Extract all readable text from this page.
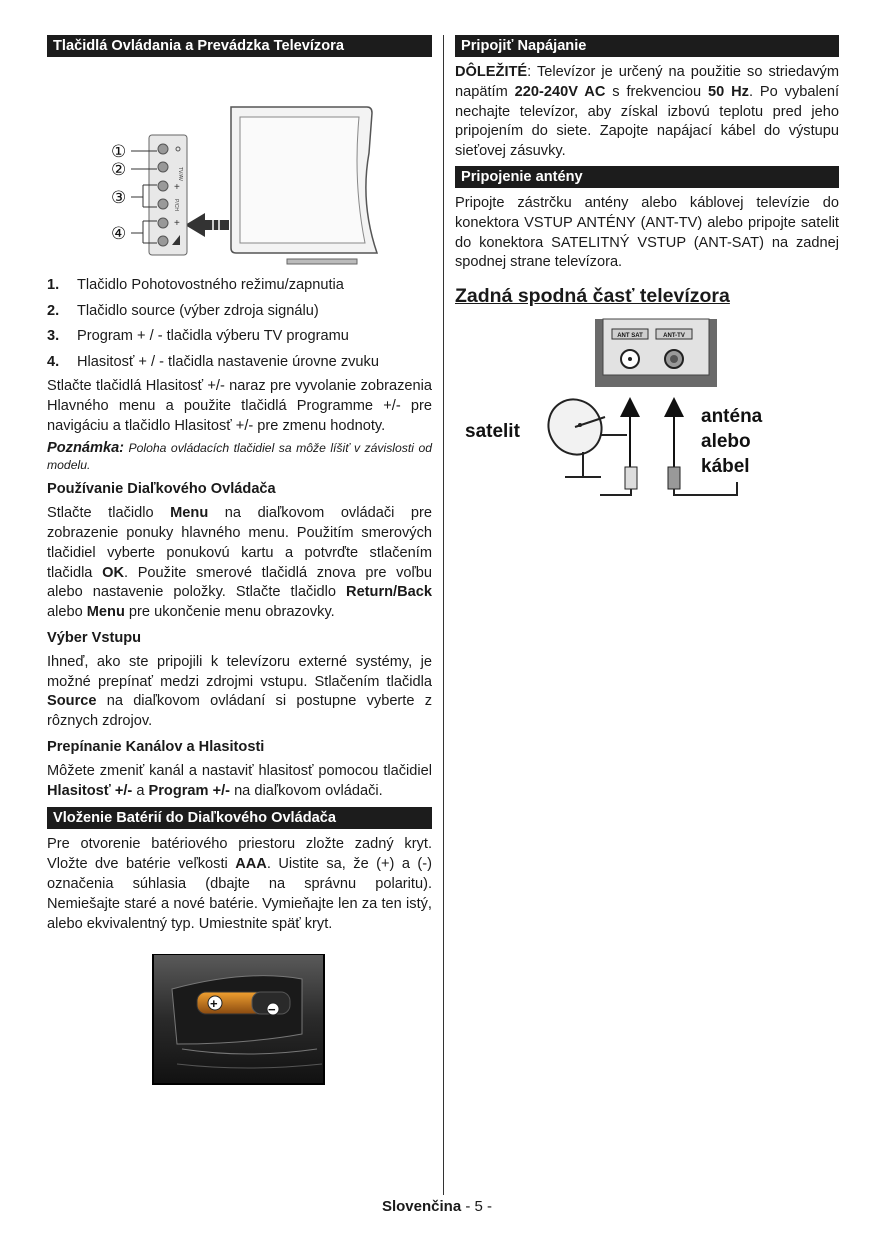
Tlačidlá Ovládania a Prevádzka Televízora
TV/AV
+
P/CH
+
①
②
③
④
1.	Tlačidlo Pohotovostného režimu/zapnutia
2.	Tlačidlo source (výber zdroja signálu)
3.	Program + / - tlačidla výberu TV programu
4.	Hlasitosť + / - tlačidla nastavenie úrovne zvuku

Stlačte tlačidlá Hlasitosť +/- naraz pre vyvolanie zobrazenia Hlavného menu a použite tlačidlá Programme +/- pre navigáciu a tlačidlo Hlasitosť +/- pre zmenu hodnoty.

Poznámka: Poloha ovládacích tlačidiel sa môže líšiť v závislosti od modelu.

Používanie Diaľkového Ovládača

Stlačte tlačidlo Menu na diaľkovom ovládači pre zobrazenie ponuky hlavného menu. Použitím smerových tlačidiel vyberte ponukovú kartu a potvrďte stlačením tlačidla OK. Použite smerové tlačidlá znova pre voľbu alebo nastavenie položky. Stlačte tlačidlo Return/Back alebo Menu pre ukončenie menu obrazovky.

Výber Vstupu

Ihneď, ako ste pripojili k televízoru externé systémy, je možné prepínať medzi zdrojmi vstupu. Stlačením tlačidla Source na diaľkovom ovládaní si postupne vyberte z rôznych zdrojov.

Prepínanie Kanálov a Hlasitosti

Môžete zmeniť kanál a nastaviť hlasitosť pomocou tlačidiel Hlasitosť +/- a Program +/- na diaľkovom ovládači.

Vloženie Batérií do Diaľkového Ovládača

Pre otvorenie batériového priestoru zložte zadný kryt. Vložte dve batérie veľkosti AAA. Uistite sa, že (+) a (-) označenia súhlasia (dbajte na správnu polaritu). Nemiešajte staré a nové batérie. Vymieňajte len za ten istý, alebo ekvivalentný typ. Umiestnite späť kryt.

+	−
Pripojiť Napájanie

DÔLEŽITÉ: Televízor je určený na použitie so striedavým napätím 220-240V AC s frekvenciou 50 Hz. Po vybalení nechajte televízor, aby získal izbovú teplotu pred jeho pripojením do siete. Zapojte napájací kábel do výstupu sieťovej zásuvky.

Pripojenie antény

Pripojte zástrčku antény alebo káblovej televízie do konektora VSTUP ANTÉNY (ANT-TV) alebo pripojte satelit do konektora SATELITNÝ VSTUP (ANT-SAT) na zadnej spodnej strane televízora.

Zadná spodná časť televízora
ANT SAT	ANT-TV
satelit
anténa
alebo
kábel
Slovenčina - 5 -
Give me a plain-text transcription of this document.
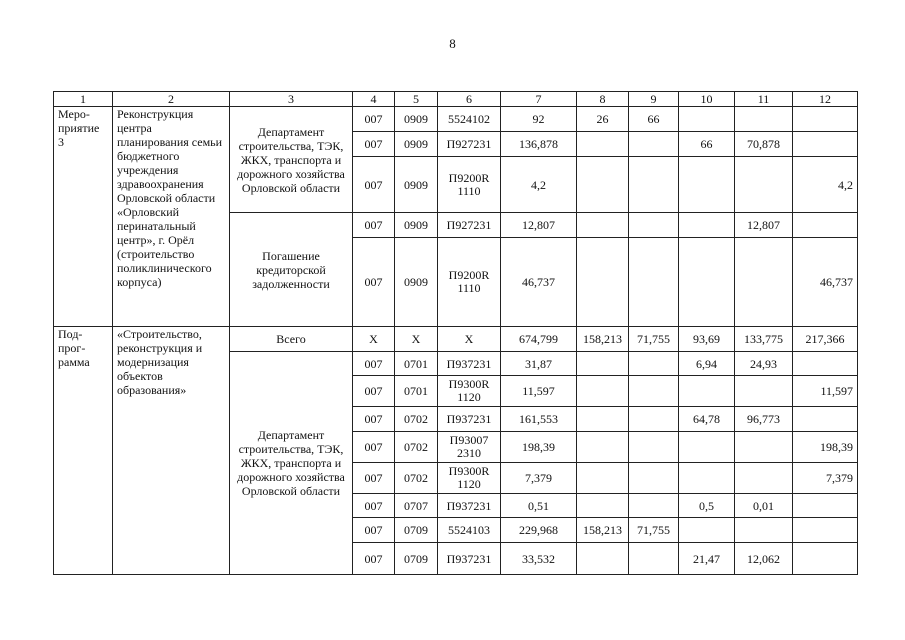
8
1	2	3	4	5	6	7	8	9	10	11	12

Меро-
приятие
3	Реконструкция центра планирования семьи бюджетного учреждения здравоохранения Орловской области «Орловский перинатальный центр», г. Орёл (строительство поликлинического корпуса)	Департамент строительства, ТЭК, ЖКХ, транспорта и дорожного хозяйства Орловской области	007	0909	5524102	92	26	66			
			007	0909	П927231	136,878			66	70,878	
			007	0909	П9200R 1110	4,2					4,2
		Погашение кредиторской задолженности	007	0909	П927231	12,807				12,807	
			007	0909	П9200R 1110	46,737					46,737

Под-
прог-
рамма	«Строительство, реконструкция и модернизация объектов образования»	Всего	Х	Х	Х	674,799	158,213	71,755	93,69	133,775	217,366
		Департамент строительства, ТЭК, ЖКХ, транспорта и дорожного хозяйства Орловской области	007	0701	П937231	31,87			6,94	24,93	
			007	0701	П9300R 1120	11,597					11,597
			007	0702	П937231	161,553			64,78	96,773	
			007	0702	П93007 2310	198,39					198,39
			007	0702	П9300R 1120	7,379					7,379
			007	0707	П937231	0,51			0,5	0,01	
			007	0709	5524103	229,968	158,213	71,755			
			007	0709	П937231	33,532			21,47	12,062	
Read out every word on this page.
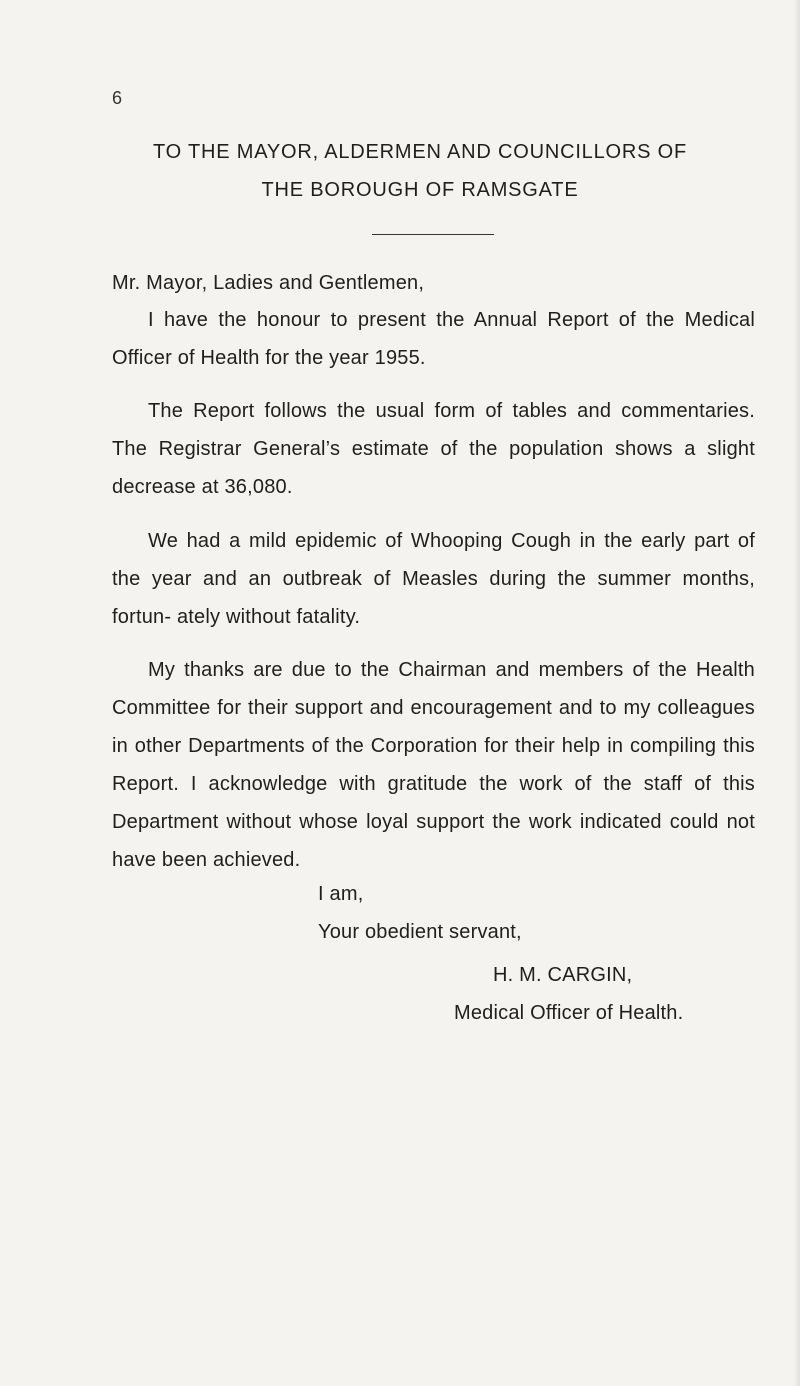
6
TO THE MAYOR, ALDERMEN AND COUNCILLORS OF
THE BOROUGH OF RAMSGATE

Mr. Mayor, Ladies and Gentlemen,

I have the honour to present the Annual Report of the Medical Officer of Health for the year 1955.

The Report follows the usual form of tables and commentaries. The Registrar General’s estimate of the population shows a slight decrease at 36,080.

We had a mild epidemic of Whooping Cough in the early part of the year and an outbreak of Measles during the summer months, fortun- ately without fatality.

My thanks are due to the Chairman and members of the Health Committee for their support and encouragement and to my colleagues in other Departments of the Corporation for their help in compiling this Report. I acknowledge with gratitude the work of the staff of this Department without whose loyal support the work indicated could not have been achieved.

I am,
Your obedient servant,
H. M. CARGIN,
Medical Officer of Health.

● **Instruction**: Exactly the lines from the one with "Read out every word on this page." through the end of the records should be written out, and only those. Pictures do not belong in the copy.

● **Full response**:
Read out every word on this page.
6
TO THE MAYOR, ALDERMEN AND COUNCILLORS OF
THE BOROUGH OF RAMSGATE

Mr. Mayor, Ladies and Gentlemen,

I have the honour to present the Annual Report of the Medical Officer of Health for the year 1955.

The Report follows the usual form of tables and commentaries. The Registrar General’s estimate of the population shows a slight decrease at 36,080.

We had a mild epidemic of Whooping Cough in the early part of the year and an outbreak of Measles during the summer months, fortun- ately without fatality.

My thanks are due to the Chairman and members of the Health Committee for their support and encouragement and to my colleagues in other Departments of the Corporation for their help in compiling this Report. I acknowledge with gratitude the work of the staff of this Department without whose loyal support the work indicated could not have been achieved.

I am,
Your obedient servant,
H. M. CARGIN,
Medical Officer of Health.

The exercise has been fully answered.